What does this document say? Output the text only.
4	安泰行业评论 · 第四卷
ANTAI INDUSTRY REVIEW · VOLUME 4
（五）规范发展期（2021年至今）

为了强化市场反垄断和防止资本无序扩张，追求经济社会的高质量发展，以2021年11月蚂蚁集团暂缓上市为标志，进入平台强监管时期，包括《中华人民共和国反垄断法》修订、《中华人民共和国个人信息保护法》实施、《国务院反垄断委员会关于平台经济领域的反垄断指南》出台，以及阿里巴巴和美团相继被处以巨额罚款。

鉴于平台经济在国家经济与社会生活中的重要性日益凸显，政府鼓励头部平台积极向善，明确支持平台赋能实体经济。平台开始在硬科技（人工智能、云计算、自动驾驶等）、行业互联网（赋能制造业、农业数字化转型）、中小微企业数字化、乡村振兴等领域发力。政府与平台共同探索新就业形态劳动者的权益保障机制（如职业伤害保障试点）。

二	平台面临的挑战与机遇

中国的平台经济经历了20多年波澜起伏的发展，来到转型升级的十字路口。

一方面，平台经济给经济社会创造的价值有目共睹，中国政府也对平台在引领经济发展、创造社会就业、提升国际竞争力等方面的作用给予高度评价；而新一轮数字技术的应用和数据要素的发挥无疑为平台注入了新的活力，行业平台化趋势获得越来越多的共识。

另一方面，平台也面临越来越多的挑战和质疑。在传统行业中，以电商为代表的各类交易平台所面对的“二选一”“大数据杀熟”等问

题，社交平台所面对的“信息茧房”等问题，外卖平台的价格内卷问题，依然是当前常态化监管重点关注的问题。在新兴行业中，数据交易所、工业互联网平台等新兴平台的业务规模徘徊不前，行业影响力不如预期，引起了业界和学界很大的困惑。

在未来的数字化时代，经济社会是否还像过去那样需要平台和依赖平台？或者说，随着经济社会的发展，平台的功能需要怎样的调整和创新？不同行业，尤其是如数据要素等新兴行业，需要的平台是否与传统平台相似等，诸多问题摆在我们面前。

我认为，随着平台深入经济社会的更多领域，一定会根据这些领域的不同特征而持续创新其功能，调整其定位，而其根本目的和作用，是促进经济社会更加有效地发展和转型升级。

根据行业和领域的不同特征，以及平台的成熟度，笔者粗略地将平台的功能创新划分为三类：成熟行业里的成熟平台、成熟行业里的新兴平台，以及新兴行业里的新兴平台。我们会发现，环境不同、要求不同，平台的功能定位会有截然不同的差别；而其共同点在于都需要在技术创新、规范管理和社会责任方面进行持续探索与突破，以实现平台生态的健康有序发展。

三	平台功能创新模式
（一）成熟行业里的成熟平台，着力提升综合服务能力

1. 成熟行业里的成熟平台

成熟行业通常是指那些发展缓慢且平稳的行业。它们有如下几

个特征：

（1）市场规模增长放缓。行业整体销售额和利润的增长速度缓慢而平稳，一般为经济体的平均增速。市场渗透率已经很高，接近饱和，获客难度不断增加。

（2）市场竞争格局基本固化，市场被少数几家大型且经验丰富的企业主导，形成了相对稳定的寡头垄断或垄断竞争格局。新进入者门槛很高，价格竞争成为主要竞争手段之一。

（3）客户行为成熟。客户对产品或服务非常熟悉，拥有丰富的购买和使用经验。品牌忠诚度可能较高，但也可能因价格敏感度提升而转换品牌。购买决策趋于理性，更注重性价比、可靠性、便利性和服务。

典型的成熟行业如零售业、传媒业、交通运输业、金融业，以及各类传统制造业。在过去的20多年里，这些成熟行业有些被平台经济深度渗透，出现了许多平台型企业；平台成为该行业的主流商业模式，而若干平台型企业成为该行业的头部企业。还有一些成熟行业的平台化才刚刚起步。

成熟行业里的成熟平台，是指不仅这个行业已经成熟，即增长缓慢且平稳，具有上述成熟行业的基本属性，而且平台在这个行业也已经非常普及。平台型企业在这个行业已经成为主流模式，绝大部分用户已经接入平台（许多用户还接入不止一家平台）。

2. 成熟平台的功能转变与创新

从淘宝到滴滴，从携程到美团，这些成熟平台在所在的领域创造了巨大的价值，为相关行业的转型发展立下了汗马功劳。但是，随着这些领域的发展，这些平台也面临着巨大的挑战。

TO DO: Retype the data exactly as given.

EXERCISE ANSWER:
What does this document say? Output the text only.
4	安泰行业评论 · 第四卷
ANTAI INDUSTRY REVIEW · VOLUME 4
（五）规范发展期（2021年至今）

为了强化市场反垄断和防止资本无序扩张，追求经济社会的高质量发展，以2021年11月蚂蚁集团暂缓上市为标志，进入平台强监管时期，包括《中华人民共和国反垄断法》修订、《中华人民共和国个人信息保护法》实施、《国务院反垄断委员会关于平台经济领域的反垄断指南》出台，以及阿里巴巴和美团相继被处以巨额罚款。

鉴于平台经济在国家经济与社会生活中的重要性日益凸显，政府鼓励头部平台积极向善，明确支持平台赋能实体经济。平台开始在硬科技（人工智能、云计算、自动驾驶等）、行业互联网（赋能制造业、农业数字化转型）、中小微企业数字化、乡村振兴等领域发力。政府与平台共同探索新就业形态劳动者的权益保障机制（如职业伤害保障试点）。

二	平台面临的挑战与机遇

中国的平台经济经历了20多年波澜起伏的发展，来到转型升级的十字路口。

一方面，平台经济给经济社会创造的价值有目共睹，中国政府也对平台在引领经济发展、创造社会就业、提升国际竞争力等方面的作用给予高度评价；而新一轮数字技术的应用和数据要素的发挥无疑为平台注入了新的活力，行业平台化趋势获得越来越多的共识。

另一方面，平台也面临越来越多的挑战和质疑。在传统行业中，以电商为代表的各类交易平台所面对的“二选一”“大数据杀熟”等问

题，社交平台所面对的“信息茧房”等问题，外卖平台的价格内卷问题，依然是当前常态化监管重点关注的问题。在新兴行业中，数据交易所、工业互联网平台等新兴平台的业务规模徘徊不前，行业影响力不如预期，引起了业界和学界很大的困惑。

在未来的数字化时代，经济社会是否还像过去那样需要平台和依赖平台？或者说，随着经济社会的发展，平台的功能需要怎样的调整和创新？不同行业，尤其是如数据要素等新兴行业，需要的平台是否与传统平台相似等，诸多问题摆在我们面前。

我认为，随着平台深入经济社会的更多领域，一定会根据这些领域的不同特征而持续创新其功能，调整其定位，而其根本目的和作用，是促进经济社会更加有效地发展和转型升级。

根据行业和领域的不同特征，以及平台的成熟度，笔者粗略地将平台的功能创新划分为三类：成熟行业里的成熟平台、成熟行业里的新兴平台，以及新兴行业里的新兴平台。我们会发现，环境不同、要求不同，平台的功能定位会有截然不同的差别；而其共同点在于都需要在技术创新、规范管理和社会责任方面进行持续探索与突破，以实现平台生态的健康有序发展。

三	平台功能创新模式
（一）成熟行业里的成熟平台，着力提升综合服务能力

1. 成熟行业里的成熟平台

成熟行业通常是指那些发展缓慢且平稳的行业。它们有如下几

个特征：

（1）市场规模增长放缓。行业整体销售额和利润的增长速度缓慢而平稳，一般为经济体的平均增速。市场渗透率已经很高，接近饱和，获客难度不断增加。

（2）市场竞争格局基本固化，市场被少数几家大型且经验丰富的企业主导，形成了相对稳定的寡头垄断或垄断竞争格局。新进入者门槛很高，价格竞争成为主要竞争手段之一。

（3）客户行为成熟。客户对产品或服务非常熟悉，拥有丰富的购买和使用经验。品牌忠诚度可能较高，但也可能因价格敏感度提升而转换品牌。购买决策趋于理性，更注重性价比、可靠性、便利性和服务。

典型的成熟行业如零售业、传媒业、交通运输业、金融业，以及各类传统制造业。在过去的20多年里，这些成熟行业有些被平台经济深度渗透，出现了许多平台型企业；平台成为该行业的主流商业模式，而若干平台型企业成为该行业的头部企业。还有一些成熟行业的平台化才刚刚起步。

成熟行业里的成熟平台，是指不仅这个行业已经成熟，即增长缓慢且平稳，具有上述成熟行业的基本属性，而且平台在这个行业也已经非常普及。平台型企业在这个行业已经成为主流模式，绝大部分用户已经接入平台（许多用户还接入不止一家平台）。

2. 成熟平台的功能转变与创新

从淘宝到滴滴，从携程到美团，这些成熟平台在所在的领域创造了巨大的价值，为相关行业的转型发展立下了汗马功劳。但是，随着这些领域的发展，这些平台也面临着巨大的挑战。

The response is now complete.